**Exercise details:**
Would it be possible to write out each entry below exactly, without the pictures?

-- -- --

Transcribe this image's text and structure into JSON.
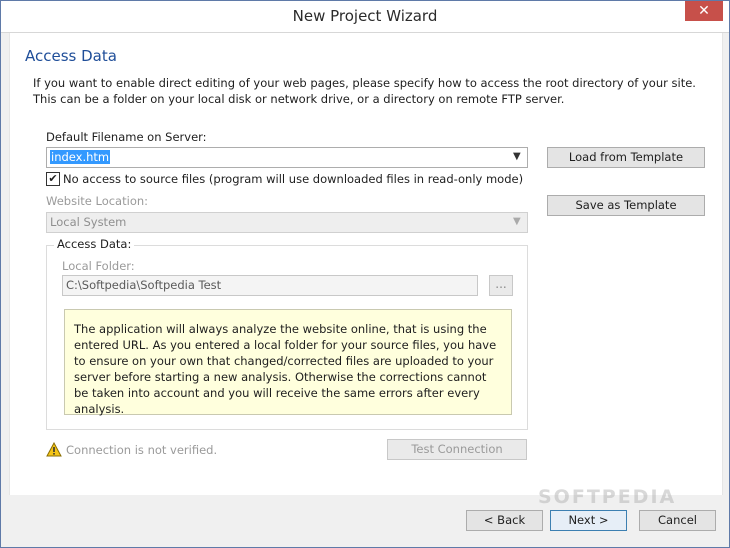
{
  "window": {
    "title": "New Project Wizard",
    "close_glyph": "✕"
  },
  "page": {
    "heading": "Access Data",
    "intro": "If you want to enable direct editing of your web pages, please specify how to access the root directory of your site. This can be a folder on your local disk or network drive, or a directory on remote FTP server."
  },
  "filename": {
    "label": "Default Filename on Server:",
    "value": "index.htm"
  },
  "no_access": {
    "checked": true,
    "label": "No access to source files (program will use downloaded files in read-only mode)"
  },
  "website_location": {
    "label": "Website Location:",
    "value": "Local System"
  },
  "access_data": {
    "group_label": "Access Data:",
    "local_folder_label": "Local Folder:",
    "local_folder_value": "C:\\Softpedia\\Softpedia Test",
    "browse_label": "...",
    "info": "The application will always analyze the website online, that is using the entered URL. As you entered a local folder for your source files, you have to ensure on your own that changed/corrected files are uploaded to your server before starting a new analysis. Otherwise the corrections cannot be taken into account and you will receive the same errors after every analysis."
  },
  "connection": {
    "status": "Connection is not verified.",
    "test_button": "Test Connection"
  },
  "templates": {
    "load": "Load from Template",
    "save": "Save as Template"
  },
  "footer": {
    "back": "< Back",
    "next": "Next >",
    "cancel": "Cancel"
  },
  "watermark": "SOFTPEDIA",
  "icons": [
    "close-icon",
    "dropdown-arrow-icon",
    "checkmark-icon",
    "warning-icon"
  ],
  "colors": {
    "heading": "#1f4e99",
    "info_bg": "#ffffdd",
    "close_bg": "#c7504a",
    "selection": "#3399ff"
  }
}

-- -- --

**Answer:**
Transcribe this image's text and structure into JSON.
{
  "window": {
    "title": "New Project Wizard",
    "close_glyph": "✕"
  },
  "page": {
    "heading": "Access Data",
    "intro": "If you want to enable direct editing of your web pages, please specify how to access the root directory of your site. This can be a folder on your local disk or network drive, or a directory on remote FTP server."
  },
  "filename": {
    "label": "Default Filename on Server:",
    "value": "index.htm"
  },
  "no_access": {
    "checked": true,
    "label": "No access to source files (program will use downloaded files in read-only mode)"
  },
  "website_location": {
    "label": "Website Location:",
    "value": "Local System"
  },
  "access_data": {
    "group_label": "Access Data:",
    "local_folder_label": "Local Folder:",
    "local_folder_value": "C:\\Softpedia\\Softpedia Test",
    "browse_label": "...",
    "info": "The application will always analyze the website online, that is using the entered URL. As you entered a local folder for your source files, you have to ensure on your own that changed/corrected files are uploaded to your server before starting a new analysis. Otherwise the corrections cannot be taken into account and you will receive the same errors after every analysis."
  },
  "connection": {
    "status": "Connection is not verified.",
    "test_button": "Test Connection"
  },
  "templates": {
    "load": "Load from Template",
    "save": "Save as Template"
  },
  "footer": {
    "back": "< Back",
    "next": "Next >",
    "cancel": "Cancel"
  },
  "watermark": "SOFTPEDIA",
  "icons": [
    "close-icon",
    "dropdown-arrow-icon",
    "checkmark-icon",
    "warning-icon"
  ],
  "colors": {
    "heading": "#1f4e99",
    "info_bg": "#ffffdd",
    "close_bg": "#c7504a",
    "selection": "#3399ff"
  }
}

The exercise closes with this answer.